▶ Exercise task:
Please copy every line of the entries below word for word, leaving out the pictures.

▶ Layout annotation entries:
-------

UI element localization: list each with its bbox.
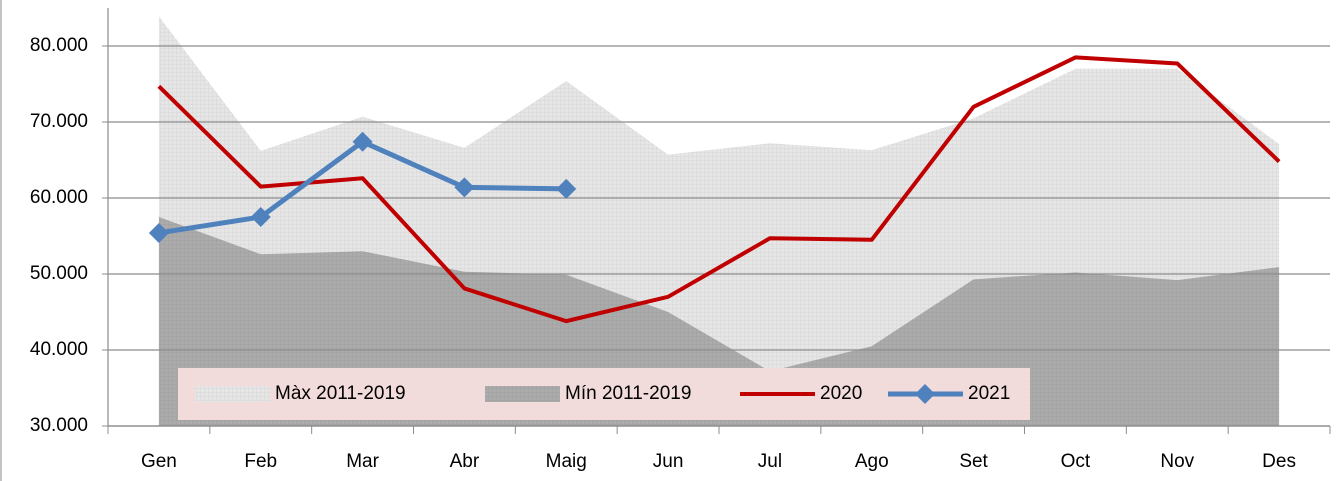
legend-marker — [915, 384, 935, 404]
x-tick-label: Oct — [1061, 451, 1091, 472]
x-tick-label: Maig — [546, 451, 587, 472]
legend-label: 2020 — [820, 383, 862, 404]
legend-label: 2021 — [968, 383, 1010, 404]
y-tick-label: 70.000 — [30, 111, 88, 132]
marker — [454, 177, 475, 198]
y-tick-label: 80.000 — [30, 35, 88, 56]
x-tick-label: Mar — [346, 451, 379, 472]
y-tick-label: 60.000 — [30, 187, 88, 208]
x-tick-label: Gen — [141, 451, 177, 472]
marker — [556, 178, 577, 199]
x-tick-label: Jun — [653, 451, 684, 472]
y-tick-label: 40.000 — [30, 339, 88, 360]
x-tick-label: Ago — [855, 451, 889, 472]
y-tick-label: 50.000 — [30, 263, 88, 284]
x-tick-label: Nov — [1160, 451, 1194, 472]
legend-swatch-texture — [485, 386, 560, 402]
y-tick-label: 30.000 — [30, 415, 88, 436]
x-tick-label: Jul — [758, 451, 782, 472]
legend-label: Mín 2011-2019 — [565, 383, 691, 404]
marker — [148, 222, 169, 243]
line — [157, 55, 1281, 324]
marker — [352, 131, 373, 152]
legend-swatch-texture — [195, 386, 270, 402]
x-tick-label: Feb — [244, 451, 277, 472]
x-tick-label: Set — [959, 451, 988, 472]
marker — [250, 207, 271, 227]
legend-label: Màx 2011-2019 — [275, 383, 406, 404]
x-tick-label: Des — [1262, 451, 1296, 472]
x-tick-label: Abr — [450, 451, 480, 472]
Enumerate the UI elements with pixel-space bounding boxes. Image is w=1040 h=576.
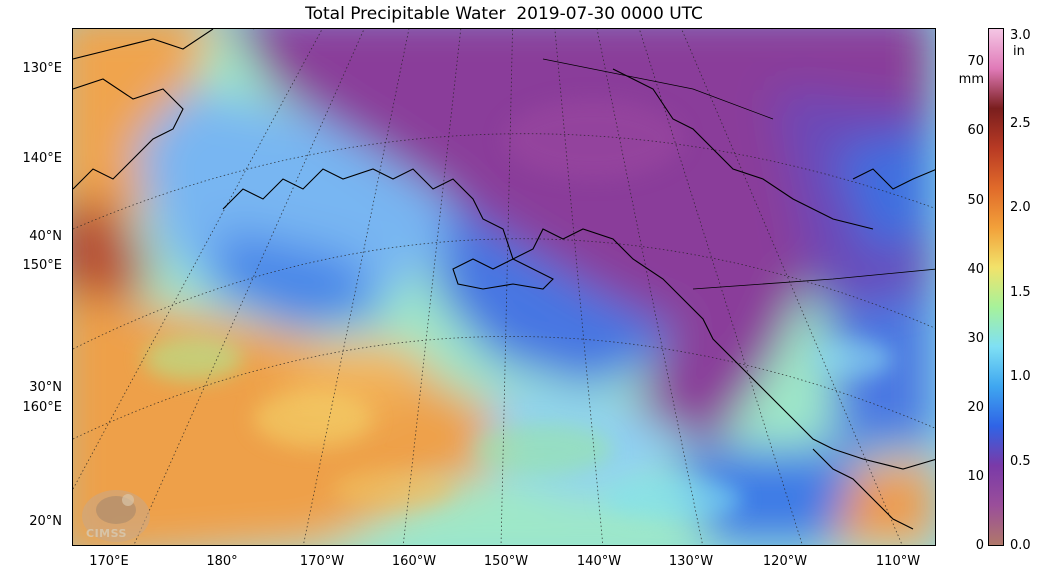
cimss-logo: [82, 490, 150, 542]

-------

▶ Written solution:
UI element localization: list each with its bbox.
legend-marker — [915, 384, 935, 404]
x-tick-label: Oct — [1061, 451, 1091, 472]
x-tick-label: Maig — [546, 451, 587, 472]
legend-label: 2020 — [820, 383, 862, 404]
legend-label: 2021 — [968, 383, 1010, 404]
y-tick-label: 70.000 — [30, 111, 88, 132]
marker — [454, 177, 475, 198]
y-tick-label: 80.000 — [30, 35, 88, 56]
x-tick-label: Mar — [346, 451, 379, 472]
y-tick-label: 60.000 — [30, 187, 88, 208]
x-tick-label: Gen — [141, 451, 177, 472]
marker — [556, 178, 577, 199]
x-tick-label: Jun — [653, 451, 684, 472]
y-tick-label: 40.000 — [30, 339, 88, 360]
x-tick-label: Ago — [855, 451, 889, 472]
y-tick-label: 50.000 — [30, 263, 88, 284]
x-tick-label: Nov — [1160, 451, 1194, 472]
legend-swatch-texture — [485, 386, 560, 402]
y-tick-label: 30.000 — [30, 415, 88, 436]
x-tick-label: Jul — [758, 451, 782, 472]
legend-label: Mín 2011-2019 — [565, 383, 691, 404]
marker — [148, 222, 169, 243]
line — [157, 55, 1281, 324]
marker — [352, 131, 373, 152]
legend-swatch-texture — [195, 386, 270, 402]
x-tick-label: Feb — [244, 451, 277, 472]
x-tick-label: Set — [959, 451, 988, 472]
marker — [250, 207, 271, 227]
legend-label: Màx 2011-2019 — [275, 383, 406, 404]
x-tick-label: Des — [1262, 451, 1296, 472]
x-tick-label: Abr — [450, 451, 480, 472]
Enumerate the UI elements with pixel-space bounding boxes. Image is w=1040 h=576.
cimss-logo: [82, 490, 150, 542]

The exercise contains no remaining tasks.